→ Data shown:
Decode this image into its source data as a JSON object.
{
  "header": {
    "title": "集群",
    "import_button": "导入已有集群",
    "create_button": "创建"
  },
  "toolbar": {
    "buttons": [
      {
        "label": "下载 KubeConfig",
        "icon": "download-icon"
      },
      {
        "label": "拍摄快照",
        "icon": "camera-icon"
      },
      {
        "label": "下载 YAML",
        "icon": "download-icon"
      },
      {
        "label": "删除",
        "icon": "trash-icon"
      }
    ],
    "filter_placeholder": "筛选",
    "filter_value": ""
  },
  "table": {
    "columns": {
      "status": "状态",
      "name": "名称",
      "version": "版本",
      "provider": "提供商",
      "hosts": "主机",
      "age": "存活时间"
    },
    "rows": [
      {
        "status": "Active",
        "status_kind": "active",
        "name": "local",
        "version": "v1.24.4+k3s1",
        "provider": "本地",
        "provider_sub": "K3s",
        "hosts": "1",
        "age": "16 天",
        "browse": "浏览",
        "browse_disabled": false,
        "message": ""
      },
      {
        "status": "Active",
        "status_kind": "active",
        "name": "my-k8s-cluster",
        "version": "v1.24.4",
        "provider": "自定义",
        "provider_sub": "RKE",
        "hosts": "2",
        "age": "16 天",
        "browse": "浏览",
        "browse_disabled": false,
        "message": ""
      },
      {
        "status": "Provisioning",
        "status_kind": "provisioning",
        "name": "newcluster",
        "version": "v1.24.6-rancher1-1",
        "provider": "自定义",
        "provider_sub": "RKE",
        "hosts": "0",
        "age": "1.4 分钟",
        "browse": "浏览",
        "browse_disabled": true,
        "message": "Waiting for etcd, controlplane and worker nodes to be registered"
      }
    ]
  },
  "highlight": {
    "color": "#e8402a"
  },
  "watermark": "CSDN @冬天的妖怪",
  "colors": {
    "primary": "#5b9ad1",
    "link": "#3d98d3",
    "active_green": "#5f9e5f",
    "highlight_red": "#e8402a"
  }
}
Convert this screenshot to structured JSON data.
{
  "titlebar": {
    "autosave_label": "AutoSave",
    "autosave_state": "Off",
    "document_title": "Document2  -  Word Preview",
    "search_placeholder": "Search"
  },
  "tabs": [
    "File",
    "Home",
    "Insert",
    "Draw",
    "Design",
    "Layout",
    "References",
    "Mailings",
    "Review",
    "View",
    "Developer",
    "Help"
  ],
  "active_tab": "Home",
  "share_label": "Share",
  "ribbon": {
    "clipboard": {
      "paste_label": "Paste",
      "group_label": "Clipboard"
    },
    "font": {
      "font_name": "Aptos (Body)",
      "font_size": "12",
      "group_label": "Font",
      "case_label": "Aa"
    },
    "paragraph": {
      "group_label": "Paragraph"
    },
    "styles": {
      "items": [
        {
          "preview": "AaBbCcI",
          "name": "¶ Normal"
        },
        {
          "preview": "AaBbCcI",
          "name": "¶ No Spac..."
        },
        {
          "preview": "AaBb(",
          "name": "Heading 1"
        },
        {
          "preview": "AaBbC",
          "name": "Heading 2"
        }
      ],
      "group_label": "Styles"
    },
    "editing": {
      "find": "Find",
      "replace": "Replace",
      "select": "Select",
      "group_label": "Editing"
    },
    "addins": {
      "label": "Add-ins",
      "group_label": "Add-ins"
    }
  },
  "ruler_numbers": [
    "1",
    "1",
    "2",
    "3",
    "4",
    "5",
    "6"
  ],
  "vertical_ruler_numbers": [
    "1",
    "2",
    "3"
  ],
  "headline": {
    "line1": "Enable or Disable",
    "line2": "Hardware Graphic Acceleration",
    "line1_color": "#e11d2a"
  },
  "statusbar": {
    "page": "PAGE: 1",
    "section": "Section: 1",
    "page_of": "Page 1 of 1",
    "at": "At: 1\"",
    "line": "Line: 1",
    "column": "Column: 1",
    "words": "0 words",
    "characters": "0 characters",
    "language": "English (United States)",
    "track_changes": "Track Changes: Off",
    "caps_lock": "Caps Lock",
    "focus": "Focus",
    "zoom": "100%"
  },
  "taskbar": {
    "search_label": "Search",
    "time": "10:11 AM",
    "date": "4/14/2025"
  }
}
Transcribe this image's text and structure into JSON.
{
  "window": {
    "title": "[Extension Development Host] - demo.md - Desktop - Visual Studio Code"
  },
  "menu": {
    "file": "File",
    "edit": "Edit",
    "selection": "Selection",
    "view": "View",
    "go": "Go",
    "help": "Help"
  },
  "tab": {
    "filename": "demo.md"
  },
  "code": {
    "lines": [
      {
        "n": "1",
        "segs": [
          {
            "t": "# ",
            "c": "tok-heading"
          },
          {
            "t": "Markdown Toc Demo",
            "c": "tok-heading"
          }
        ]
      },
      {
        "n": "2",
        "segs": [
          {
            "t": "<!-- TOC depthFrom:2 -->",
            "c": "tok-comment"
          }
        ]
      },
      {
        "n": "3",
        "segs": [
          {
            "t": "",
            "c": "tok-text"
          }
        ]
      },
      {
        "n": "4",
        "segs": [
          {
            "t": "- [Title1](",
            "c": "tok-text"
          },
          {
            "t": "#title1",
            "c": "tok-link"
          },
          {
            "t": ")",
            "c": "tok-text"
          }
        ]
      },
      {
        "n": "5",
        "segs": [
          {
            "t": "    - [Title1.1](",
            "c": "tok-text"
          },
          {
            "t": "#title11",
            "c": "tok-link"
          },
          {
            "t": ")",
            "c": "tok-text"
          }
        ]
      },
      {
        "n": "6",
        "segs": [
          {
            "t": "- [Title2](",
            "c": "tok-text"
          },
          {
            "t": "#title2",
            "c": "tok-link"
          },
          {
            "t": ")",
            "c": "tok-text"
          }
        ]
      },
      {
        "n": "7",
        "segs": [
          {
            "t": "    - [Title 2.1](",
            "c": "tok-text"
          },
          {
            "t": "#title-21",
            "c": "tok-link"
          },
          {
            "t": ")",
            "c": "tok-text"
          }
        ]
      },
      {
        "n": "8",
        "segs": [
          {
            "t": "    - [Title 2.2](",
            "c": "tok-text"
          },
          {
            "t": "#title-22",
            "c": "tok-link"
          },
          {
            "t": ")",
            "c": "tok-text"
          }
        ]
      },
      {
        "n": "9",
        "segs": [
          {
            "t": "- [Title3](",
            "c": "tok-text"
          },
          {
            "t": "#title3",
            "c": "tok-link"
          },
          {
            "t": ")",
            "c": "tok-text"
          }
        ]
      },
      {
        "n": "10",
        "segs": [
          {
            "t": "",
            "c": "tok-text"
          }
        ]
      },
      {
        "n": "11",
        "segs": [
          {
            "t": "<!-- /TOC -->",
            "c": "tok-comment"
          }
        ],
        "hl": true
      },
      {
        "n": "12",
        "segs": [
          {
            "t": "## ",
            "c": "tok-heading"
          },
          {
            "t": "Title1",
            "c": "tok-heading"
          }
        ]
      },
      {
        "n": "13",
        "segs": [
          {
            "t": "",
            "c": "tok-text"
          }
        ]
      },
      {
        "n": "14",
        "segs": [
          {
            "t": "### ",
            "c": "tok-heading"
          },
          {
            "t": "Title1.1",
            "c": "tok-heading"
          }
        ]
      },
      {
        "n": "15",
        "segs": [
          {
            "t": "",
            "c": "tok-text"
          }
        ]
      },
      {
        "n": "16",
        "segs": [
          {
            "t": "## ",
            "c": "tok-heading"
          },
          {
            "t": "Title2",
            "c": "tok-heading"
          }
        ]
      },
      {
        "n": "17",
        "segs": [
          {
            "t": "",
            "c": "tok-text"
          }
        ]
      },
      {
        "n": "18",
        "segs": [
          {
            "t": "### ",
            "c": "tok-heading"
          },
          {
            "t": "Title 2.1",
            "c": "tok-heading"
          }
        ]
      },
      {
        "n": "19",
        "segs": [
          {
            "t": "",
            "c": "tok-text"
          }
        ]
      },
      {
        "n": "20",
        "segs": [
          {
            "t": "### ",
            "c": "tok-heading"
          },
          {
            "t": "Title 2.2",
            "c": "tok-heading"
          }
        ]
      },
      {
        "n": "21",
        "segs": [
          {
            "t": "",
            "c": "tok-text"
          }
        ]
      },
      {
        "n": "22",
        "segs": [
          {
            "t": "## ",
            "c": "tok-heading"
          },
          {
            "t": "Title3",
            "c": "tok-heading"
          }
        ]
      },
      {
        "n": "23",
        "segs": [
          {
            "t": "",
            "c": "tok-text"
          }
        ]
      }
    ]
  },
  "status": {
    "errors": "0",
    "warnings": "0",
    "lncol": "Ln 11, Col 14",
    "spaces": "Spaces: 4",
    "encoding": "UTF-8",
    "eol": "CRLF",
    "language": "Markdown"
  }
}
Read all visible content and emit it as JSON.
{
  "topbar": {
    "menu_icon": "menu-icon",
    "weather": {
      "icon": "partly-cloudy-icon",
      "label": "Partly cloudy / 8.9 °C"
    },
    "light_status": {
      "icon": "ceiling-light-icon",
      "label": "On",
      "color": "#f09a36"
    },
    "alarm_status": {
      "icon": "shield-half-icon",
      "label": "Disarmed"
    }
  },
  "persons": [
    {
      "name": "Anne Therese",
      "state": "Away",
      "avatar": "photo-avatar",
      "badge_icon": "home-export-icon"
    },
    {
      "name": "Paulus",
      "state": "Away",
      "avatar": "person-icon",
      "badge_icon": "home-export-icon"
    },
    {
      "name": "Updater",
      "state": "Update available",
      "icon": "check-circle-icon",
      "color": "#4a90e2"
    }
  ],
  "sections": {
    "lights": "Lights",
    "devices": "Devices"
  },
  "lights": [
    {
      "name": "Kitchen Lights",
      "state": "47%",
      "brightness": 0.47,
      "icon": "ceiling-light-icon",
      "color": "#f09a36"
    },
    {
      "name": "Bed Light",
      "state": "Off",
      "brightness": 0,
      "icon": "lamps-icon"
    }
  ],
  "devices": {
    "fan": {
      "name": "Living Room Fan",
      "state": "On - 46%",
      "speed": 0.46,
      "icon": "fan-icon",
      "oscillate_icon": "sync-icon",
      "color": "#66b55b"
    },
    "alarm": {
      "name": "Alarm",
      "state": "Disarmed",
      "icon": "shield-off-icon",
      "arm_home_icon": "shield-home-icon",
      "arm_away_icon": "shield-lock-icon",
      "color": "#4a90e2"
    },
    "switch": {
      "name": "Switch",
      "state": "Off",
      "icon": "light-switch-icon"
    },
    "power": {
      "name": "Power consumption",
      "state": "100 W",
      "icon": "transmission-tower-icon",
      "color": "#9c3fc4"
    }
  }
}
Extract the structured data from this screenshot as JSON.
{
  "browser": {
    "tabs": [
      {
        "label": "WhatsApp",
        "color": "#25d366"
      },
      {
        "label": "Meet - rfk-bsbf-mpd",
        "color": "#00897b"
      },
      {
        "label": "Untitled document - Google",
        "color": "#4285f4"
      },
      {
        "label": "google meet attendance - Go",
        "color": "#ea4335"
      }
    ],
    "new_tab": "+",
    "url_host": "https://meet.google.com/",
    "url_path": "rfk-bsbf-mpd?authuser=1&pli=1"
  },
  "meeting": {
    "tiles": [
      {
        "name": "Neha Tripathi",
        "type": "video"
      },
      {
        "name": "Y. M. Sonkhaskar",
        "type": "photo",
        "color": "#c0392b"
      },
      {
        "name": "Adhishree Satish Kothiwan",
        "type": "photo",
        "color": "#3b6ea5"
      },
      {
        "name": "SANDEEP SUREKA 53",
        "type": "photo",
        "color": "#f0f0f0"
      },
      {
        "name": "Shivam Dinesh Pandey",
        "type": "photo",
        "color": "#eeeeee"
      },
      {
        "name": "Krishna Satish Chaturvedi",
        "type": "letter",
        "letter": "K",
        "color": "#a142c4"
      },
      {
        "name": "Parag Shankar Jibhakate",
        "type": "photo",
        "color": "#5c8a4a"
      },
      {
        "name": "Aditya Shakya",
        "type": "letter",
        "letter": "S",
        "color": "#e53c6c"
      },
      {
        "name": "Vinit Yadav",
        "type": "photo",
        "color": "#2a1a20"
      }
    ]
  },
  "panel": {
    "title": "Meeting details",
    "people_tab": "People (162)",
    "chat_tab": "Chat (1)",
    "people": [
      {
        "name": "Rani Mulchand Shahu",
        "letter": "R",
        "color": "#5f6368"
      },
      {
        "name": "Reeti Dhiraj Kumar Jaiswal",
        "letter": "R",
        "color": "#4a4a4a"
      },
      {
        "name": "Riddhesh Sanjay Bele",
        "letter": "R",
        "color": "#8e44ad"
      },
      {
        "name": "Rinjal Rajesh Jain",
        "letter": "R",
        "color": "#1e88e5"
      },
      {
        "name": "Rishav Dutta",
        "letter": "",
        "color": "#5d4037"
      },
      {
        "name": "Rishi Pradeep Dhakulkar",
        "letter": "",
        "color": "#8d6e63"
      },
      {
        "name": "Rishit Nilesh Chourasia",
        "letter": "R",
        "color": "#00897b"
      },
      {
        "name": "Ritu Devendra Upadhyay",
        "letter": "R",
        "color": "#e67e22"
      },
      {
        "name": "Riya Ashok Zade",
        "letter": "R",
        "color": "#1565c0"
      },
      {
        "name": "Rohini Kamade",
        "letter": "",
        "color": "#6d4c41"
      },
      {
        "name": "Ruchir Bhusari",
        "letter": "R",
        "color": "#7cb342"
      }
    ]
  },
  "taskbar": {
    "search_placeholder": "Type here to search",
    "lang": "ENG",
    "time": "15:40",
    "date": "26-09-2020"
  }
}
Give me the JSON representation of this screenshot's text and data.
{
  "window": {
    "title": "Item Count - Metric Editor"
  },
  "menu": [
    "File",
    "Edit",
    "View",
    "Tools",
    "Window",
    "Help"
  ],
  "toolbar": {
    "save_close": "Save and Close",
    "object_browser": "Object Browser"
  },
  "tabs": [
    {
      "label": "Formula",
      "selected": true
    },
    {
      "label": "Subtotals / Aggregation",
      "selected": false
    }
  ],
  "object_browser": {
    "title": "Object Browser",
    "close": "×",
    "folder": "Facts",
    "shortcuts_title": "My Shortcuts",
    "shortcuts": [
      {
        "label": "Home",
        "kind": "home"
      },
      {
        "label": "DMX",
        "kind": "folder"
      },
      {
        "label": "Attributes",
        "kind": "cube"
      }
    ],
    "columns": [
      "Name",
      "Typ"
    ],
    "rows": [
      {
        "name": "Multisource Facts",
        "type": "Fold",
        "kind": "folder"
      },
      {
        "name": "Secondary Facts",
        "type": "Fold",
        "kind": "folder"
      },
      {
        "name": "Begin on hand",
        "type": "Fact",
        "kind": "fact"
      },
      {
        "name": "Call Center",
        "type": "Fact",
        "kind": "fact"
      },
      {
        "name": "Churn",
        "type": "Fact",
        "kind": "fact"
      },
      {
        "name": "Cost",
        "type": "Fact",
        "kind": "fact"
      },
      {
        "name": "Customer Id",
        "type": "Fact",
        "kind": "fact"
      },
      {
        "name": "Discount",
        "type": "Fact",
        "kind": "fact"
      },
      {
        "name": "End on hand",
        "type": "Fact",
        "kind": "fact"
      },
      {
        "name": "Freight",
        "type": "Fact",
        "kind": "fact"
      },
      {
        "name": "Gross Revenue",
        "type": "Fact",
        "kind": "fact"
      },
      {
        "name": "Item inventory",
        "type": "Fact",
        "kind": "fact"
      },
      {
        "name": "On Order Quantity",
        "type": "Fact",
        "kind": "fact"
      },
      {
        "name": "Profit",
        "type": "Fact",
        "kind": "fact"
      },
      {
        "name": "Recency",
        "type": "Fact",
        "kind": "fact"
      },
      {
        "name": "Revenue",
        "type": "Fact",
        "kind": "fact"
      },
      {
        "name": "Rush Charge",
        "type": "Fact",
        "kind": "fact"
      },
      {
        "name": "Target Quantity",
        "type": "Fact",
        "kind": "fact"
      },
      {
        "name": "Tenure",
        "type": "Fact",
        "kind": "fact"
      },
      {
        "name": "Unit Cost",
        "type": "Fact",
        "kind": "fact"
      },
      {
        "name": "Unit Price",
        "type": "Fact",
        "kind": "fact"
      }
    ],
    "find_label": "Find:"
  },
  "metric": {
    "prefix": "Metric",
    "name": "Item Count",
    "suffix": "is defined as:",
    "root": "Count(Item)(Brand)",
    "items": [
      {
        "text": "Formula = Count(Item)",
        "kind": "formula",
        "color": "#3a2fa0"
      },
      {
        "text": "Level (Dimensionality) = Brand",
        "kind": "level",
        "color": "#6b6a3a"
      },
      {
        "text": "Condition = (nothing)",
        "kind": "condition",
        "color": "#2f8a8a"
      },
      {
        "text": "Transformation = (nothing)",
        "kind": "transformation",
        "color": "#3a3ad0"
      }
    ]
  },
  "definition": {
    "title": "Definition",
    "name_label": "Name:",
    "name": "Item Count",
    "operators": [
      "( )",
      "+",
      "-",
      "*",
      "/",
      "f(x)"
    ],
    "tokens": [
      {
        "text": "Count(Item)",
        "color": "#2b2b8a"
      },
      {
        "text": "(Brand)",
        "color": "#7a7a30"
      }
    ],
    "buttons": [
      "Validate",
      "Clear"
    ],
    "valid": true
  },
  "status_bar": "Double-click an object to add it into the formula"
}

→ Job:
Which lines in the data above contain "this"? Show each one.

→ Worked answer:
Decode this image into its source data as a JSON object.
Convert this screenshot to structured JSON data.
Transcribe this image's text and structure into JSON.
Extract the structured data from this screenshot as JSON.
Give me the JSON representation of this screenshot's text and data.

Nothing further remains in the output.